→ **Given problem**
A line counts if it contains the string "Size"; say how many such lines there are, giving only the number.

→ **Data excerpts**
=-=-=-=-=

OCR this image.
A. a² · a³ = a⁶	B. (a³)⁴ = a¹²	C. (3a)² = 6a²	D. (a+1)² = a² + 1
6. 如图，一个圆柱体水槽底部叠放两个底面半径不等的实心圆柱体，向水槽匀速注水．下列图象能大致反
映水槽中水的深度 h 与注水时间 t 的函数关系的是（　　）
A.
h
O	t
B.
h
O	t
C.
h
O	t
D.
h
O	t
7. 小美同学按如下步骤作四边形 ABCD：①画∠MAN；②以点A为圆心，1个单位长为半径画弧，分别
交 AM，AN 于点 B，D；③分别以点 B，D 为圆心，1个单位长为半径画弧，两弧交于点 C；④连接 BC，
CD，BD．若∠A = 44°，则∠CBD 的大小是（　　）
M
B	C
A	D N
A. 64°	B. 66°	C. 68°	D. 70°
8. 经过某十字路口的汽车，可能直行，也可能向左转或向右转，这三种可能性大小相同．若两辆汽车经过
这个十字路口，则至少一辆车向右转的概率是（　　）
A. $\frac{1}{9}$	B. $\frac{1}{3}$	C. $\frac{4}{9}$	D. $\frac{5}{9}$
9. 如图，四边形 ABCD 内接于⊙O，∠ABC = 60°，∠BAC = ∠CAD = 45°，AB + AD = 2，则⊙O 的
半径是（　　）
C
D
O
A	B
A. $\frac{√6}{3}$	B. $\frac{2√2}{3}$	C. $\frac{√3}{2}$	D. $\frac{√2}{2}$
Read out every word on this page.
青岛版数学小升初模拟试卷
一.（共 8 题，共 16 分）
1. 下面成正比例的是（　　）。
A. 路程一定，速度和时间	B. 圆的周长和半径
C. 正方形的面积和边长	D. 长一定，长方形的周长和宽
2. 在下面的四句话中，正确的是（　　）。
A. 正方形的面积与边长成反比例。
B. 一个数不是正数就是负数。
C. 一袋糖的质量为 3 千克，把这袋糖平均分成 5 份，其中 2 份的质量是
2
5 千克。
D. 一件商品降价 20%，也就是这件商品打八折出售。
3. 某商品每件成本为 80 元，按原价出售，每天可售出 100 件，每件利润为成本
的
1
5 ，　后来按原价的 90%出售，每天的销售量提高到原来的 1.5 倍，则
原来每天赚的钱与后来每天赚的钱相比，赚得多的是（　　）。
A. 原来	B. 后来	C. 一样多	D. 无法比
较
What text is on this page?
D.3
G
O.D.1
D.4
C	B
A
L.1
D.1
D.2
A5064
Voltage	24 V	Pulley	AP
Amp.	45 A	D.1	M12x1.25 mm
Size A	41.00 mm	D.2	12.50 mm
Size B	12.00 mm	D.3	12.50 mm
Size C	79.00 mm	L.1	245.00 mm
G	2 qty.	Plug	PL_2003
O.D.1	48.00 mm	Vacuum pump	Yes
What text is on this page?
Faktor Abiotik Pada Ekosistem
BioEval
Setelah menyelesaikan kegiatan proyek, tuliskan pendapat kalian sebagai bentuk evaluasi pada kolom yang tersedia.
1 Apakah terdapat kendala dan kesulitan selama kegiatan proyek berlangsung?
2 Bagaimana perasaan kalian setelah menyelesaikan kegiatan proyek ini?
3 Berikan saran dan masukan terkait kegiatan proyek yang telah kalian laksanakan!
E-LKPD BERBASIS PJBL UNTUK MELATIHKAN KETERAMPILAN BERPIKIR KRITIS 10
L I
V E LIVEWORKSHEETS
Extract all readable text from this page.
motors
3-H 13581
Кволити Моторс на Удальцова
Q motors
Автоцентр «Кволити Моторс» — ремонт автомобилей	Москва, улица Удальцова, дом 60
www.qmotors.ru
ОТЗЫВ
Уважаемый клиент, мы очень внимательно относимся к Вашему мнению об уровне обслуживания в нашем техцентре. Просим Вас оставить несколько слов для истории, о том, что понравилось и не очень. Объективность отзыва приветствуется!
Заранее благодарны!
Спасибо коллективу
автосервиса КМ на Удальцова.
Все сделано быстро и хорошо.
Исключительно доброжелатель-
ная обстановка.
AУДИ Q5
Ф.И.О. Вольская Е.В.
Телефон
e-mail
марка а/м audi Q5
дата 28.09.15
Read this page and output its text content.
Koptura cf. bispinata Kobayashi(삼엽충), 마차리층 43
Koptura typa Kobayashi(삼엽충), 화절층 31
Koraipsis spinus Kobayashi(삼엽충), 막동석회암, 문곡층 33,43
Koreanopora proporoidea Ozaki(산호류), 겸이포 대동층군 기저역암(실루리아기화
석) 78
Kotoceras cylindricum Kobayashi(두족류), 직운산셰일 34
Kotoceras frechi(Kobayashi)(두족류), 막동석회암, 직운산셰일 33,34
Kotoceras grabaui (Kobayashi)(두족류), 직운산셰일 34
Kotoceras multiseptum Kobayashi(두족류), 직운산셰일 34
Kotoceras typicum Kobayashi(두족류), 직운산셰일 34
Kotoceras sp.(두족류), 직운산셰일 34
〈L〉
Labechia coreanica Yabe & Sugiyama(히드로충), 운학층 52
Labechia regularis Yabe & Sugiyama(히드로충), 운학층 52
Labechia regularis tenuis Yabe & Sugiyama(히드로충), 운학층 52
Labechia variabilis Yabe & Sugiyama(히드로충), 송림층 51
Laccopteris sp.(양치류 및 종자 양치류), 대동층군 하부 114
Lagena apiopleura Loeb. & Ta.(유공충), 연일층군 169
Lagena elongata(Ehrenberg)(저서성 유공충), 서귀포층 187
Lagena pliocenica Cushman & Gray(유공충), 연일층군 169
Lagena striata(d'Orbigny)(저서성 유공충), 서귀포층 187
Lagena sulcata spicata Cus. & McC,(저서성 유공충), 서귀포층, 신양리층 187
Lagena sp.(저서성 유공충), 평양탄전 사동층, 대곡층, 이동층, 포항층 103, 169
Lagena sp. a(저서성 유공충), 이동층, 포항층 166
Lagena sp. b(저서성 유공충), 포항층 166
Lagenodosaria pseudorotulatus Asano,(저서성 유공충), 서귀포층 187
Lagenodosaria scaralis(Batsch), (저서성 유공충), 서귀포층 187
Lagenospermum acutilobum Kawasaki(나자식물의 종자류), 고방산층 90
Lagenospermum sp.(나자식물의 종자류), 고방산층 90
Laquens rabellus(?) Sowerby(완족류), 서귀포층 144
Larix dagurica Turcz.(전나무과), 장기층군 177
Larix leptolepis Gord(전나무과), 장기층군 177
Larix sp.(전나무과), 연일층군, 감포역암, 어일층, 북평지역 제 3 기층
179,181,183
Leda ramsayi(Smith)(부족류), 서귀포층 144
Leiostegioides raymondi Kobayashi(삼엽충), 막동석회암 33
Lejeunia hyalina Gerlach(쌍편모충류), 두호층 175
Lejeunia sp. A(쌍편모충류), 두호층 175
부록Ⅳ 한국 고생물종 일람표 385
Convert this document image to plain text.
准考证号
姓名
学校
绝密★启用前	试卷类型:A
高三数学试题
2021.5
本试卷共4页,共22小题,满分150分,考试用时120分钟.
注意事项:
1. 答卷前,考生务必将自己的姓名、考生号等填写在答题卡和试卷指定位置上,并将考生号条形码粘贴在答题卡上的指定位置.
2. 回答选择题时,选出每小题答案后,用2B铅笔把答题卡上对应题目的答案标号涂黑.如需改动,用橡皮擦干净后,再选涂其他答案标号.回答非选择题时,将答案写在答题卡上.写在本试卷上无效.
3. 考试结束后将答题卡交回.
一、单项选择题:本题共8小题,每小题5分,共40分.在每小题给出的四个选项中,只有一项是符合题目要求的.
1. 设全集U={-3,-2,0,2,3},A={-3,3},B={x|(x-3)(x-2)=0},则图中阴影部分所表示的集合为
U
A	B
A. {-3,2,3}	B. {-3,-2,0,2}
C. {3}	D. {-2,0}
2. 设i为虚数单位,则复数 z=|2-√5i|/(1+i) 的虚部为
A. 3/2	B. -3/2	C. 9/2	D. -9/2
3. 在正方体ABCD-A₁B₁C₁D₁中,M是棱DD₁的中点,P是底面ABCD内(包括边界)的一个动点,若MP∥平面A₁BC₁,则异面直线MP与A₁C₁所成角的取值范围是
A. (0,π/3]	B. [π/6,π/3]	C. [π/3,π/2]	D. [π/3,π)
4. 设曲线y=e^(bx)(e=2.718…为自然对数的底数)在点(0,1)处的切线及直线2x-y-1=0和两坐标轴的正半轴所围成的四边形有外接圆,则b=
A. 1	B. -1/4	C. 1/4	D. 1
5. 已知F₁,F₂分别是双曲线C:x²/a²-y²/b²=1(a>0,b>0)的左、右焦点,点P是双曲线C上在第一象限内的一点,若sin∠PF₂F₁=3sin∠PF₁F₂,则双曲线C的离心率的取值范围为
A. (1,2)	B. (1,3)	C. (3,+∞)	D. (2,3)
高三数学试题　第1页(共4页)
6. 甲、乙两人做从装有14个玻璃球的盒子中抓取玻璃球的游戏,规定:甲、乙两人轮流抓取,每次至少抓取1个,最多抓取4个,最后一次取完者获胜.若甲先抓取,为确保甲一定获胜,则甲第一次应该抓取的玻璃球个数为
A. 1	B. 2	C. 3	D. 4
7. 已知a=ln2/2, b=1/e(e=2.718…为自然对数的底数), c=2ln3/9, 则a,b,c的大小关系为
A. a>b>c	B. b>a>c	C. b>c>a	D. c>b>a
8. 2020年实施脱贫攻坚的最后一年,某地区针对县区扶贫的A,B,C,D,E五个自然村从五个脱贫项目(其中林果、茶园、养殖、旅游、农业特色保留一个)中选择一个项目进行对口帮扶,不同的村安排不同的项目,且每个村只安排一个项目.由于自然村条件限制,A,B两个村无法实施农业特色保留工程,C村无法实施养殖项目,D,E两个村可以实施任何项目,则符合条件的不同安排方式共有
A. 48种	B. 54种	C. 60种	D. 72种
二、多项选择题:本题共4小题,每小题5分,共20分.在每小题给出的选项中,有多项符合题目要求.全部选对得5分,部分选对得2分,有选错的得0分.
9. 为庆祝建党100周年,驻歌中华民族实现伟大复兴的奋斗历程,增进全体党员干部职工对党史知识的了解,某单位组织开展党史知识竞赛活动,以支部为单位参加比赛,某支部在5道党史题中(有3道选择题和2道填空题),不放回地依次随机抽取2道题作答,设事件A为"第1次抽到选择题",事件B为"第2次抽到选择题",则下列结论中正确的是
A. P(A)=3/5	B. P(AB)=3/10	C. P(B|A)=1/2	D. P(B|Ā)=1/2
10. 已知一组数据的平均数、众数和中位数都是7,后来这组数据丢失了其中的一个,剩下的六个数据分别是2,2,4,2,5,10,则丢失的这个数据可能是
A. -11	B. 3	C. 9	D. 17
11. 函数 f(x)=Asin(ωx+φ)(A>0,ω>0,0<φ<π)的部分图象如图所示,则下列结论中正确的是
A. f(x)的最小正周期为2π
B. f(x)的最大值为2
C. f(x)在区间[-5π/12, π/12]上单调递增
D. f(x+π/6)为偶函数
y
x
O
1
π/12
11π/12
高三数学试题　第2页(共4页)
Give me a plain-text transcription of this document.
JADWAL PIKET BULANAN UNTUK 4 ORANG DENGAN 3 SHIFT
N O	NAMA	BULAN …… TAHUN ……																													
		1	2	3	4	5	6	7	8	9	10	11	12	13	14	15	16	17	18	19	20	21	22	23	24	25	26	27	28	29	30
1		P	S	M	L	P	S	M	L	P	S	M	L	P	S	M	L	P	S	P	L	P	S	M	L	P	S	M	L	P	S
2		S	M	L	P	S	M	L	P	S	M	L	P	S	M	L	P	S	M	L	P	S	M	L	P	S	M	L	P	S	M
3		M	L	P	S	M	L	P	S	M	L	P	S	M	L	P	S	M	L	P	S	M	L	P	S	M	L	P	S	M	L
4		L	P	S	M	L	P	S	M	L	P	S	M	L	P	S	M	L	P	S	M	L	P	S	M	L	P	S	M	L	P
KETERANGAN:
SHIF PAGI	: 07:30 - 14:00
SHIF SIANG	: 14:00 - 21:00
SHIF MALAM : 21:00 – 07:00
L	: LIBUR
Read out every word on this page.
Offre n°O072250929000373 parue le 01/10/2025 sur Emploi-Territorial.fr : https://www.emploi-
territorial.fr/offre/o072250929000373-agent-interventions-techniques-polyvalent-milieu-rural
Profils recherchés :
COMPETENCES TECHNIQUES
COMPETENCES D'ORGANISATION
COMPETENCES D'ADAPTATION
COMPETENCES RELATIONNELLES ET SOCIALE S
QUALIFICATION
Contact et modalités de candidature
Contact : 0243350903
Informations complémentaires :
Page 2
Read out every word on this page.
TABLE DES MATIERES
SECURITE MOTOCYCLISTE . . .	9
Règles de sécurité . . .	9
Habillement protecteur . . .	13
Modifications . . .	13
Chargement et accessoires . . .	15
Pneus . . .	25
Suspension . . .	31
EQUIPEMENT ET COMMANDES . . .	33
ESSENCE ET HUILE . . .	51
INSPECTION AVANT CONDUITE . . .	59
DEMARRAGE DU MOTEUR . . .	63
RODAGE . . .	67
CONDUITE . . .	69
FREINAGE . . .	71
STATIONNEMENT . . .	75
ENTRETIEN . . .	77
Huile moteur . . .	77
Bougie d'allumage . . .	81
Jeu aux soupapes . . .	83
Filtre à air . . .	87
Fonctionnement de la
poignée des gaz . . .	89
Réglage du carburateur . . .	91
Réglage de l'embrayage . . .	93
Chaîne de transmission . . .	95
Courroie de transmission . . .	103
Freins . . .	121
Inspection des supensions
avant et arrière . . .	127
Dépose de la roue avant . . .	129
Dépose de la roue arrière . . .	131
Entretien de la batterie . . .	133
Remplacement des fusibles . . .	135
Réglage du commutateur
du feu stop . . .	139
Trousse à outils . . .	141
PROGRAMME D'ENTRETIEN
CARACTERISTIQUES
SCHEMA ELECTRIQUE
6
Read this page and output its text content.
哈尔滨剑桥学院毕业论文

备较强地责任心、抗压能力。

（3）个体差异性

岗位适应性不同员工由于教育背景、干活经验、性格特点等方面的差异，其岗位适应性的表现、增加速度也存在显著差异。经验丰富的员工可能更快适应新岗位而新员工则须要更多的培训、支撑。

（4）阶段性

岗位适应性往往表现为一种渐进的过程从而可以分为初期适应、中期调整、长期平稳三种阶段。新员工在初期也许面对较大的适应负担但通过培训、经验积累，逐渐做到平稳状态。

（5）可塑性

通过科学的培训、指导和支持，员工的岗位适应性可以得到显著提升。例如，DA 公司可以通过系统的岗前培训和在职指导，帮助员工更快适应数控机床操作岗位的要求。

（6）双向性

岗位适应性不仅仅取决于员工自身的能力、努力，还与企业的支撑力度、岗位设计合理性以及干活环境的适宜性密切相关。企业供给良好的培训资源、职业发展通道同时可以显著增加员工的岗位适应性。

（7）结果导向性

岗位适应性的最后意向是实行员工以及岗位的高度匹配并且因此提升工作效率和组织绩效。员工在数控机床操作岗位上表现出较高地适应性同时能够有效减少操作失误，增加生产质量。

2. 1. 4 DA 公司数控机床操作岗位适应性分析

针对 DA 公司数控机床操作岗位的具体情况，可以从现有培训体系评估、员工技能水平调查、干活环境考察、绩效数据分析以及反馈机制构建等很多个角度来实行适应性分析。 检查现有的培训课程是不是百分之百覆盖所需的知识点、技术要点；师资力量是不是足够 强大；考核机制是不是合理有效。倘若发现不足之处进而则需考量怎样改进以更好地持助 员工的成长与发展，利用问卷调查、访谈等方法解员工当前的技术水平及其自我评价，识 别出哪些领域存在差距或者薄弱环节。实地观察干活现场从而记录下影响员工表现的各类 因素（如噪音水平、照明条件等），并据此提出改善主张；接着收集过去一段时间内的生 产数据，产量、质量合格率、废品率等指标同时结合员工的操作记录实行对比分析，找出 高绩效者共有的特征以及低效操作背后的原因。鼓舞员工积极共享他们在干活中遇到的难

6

=-=-=-=-=

→ **Exercise response**
3